---------- Exercise inputs
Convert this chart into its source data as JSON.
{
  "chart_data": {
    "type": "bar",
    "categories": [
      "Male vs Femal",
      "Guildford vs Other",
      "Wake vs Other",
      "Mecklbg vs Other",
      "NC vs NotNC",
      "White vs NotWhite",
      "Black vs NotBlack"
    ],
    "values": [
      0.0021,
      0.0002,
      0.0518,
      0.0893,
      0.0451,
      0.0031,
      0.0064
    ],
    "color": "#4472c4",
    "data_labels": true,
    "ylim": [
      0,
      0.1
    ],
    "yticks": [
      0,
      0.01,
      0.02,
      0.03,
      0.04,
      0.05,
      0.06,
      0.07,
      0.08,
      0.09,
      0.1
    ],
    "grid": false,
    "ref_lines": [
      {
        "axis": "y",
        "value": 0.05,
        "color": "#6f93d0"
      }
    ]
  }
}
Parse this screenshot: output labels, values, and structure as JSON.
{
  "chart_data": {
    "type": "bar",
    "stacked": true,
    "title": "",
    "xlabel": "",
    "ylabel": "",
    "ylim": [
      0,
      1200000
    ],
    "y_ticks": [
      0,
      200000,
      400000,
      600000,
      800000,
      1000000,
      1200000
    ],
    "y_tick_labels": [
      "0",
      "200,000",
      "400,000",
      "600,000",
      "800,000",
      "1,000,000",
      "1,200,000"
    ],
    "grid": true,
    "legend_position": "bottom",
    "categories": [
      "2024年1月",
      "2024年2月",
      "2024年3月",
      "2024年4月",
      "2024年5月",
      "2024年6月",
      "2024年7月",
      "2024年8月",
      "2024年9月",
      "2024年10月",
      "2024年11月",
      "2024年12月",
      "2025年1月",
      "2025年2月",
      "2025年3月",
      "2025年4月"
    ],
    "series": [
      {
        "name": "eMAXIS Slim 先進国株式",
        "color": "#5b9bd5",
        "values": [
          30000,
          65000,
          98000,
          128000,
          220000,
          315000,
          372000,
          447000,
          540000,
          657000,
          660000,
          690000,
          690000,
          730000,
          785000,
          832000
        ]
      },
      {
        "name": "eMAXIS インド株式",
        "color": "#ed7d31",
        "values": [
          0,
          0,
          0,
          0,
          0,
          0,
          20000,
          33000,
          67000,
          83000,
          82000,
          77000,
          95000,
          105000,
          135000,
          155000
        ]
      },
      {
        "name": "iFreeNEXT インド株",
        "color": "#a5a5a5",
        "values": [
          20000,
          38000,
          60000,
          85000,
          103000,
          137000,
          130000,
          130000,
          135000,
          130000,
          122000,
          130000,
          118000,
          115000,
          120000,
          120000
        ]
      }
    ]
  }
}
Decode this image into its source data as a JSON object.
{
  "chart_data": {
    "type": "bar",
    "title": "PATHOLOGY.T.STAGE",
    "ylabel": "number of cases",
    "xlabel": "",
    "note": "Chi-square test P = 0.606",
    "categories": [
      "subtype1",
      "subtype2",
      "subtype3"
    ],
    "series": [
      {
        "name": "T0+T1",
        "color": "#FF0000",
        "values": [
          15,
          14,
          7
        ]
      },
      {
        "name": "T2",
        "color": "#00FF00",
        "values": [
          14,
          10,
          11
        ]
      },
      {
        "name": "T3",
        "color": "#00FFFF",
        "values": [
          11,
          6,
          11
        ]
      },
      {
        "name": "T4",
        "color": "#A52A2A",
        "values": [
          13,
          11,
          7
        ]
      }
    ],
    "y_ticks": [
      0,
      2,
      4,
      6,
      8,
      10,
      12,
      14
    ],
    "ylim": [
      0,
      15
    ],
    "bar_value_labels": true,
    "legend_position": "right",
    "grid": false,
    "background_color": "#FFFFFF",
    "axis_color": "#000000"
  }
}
--------------------
Write out every line of the records exactly.

*Solution for this problem*
Convert this chart into its source data as JSON.
{
  "chart_data": {
    "type": "bar",
    "categories": [
      "Male vs Femal",
      "Guildford vs Other",
      "Wake vs Other",
      "Mecklbg vs Other",
      "NC vs NotNC",
      "White vs NotWhite",
      "Black vs NotBlack"
    ],
    "values": [
      0.0021,
      0.0002,
      0.0518,
      0.0893,
      0.0451,
      0.0031,
      0.0064
    ],
    "color": "#4472c4",
    "data_labels": true,
    "ylim": [
      0,
      0.1
    ],
    "yticks": [
      0,
      0.01,
      0.02,
      0.03,
      0.04,
      0.05,
      0.06,
      0.07,
      0.08,
      0.09,
      0.1
    ],
    "grid": false,
    "ref_lines": [
      {
        "axis": "y",
        "value": 0.05,
        "color": "#6f93d0"
      }
    ]
  }
}
Parse this screenshot: output labels, values, and structure as JSON.
{
  "chart_data": {
    "type": "bar",
    "stacked": true,
    "title": "",
    "xlabel": "",
    "ylabel": "",
    "ylim": [
      0,
      1200000
    ],
    "y_ticks": [
      0,
      200000,
      400000,
      600000,
      800000,
      1000000,
      1200000
    ],
    "y_tick_labels": [
      "0",
      "200,000",
      "400,000",
      "600,000",
      "800,000",
      "1,000,000",
      "1,200,000"
    ],
    "grid": true,
    "legend_position": "bottom",
    "categories": [
      "2024年1月",
      "2024年2月",
      "2024年3月",
      "2024年4月",
      "2024年5月",
      "2024年6月",
      "2024年7月",
      "2024年8月",
      "2024年9月",
      "2024年10月",
      "2024年11月",
      "2024年12月",
      "2025年1月",
      "2025年2月",
      "2025年3月",
      "2025年4月"
    ],
    "series": [
      {
        "name": "eMAXIS Slim 先進国株式",
        "color": "#5b9bd5",
        "values": [
          30000,
          65000,
          98000,
          128000,
          220000,
          315000,
          372000,
          447000,
          540000,
          657000,
          660000,
          690000,
          690000,
          730000,
          785000,
          832000
        ]
      },
      {
        "name": "eMAXIS インド株式",
        "color": "#ed7d31",
        "values": [
          0,
          0,
          0,
          0,
          0,
          0,
          20000,
          33000,
          67000,
          83000,
          82000,
          77000,
          95000,
          105000,
          135000,
          155000
        ]
      },
      {
        "name": "iFreeNEXT インド株",
        "color": "#a5a5a5",
        "values": [
          20000,
          38000,
          60000,
          85000,
          103000,
          137000,
          130000,
          130000,
          135000,
          130000,
          122000,
          130000,
          118000,
          115000,
          120000,
          120000
        ]
      }
    ]
  }
}
Decode this image into its source data as a JSON object.
{
  "chart_data": {
    "type": "bar",
    "title": "PATHOLOGY.T.STAGE",
    "ylabel": "number of cases",
    "xlabel": "",
    "note": "Chi-square test P = 0.606",
    "categories": [
      "subtype1",
      "subtype2",
      "subtype3"
    ],
    "series": [
      {
        "name": "T0+T1",
        "color": "#FF0000",
        "values": [
          15,
          14,
          7
        ]
      },
      {
        "name": "T2",
        "color": "#00FF00",
        "values": [
          14,
          10,
          11
        ]
      },
      {
        "name": "T3",
        "color": "#00FFFF",
        "values": [
          11,
          6,
          11
        ]
      },
      {
        "name": "T4",
        "color": "#A52A2A",
        "values": [
          13,
          11,
          7
        ]
      }
    ],
    "y_ticks": [
      0,
      2,
      4,
      6,
      8,
      10,
      12,
      14
    ],
    "ylim": [
      0,
      15
    ],
    "bar_value_labels": true,
    "legend_position": "right",
    "grid": false,
    "background_color": "#FFFFFF",
    "axis_color": "#000000"
  }
}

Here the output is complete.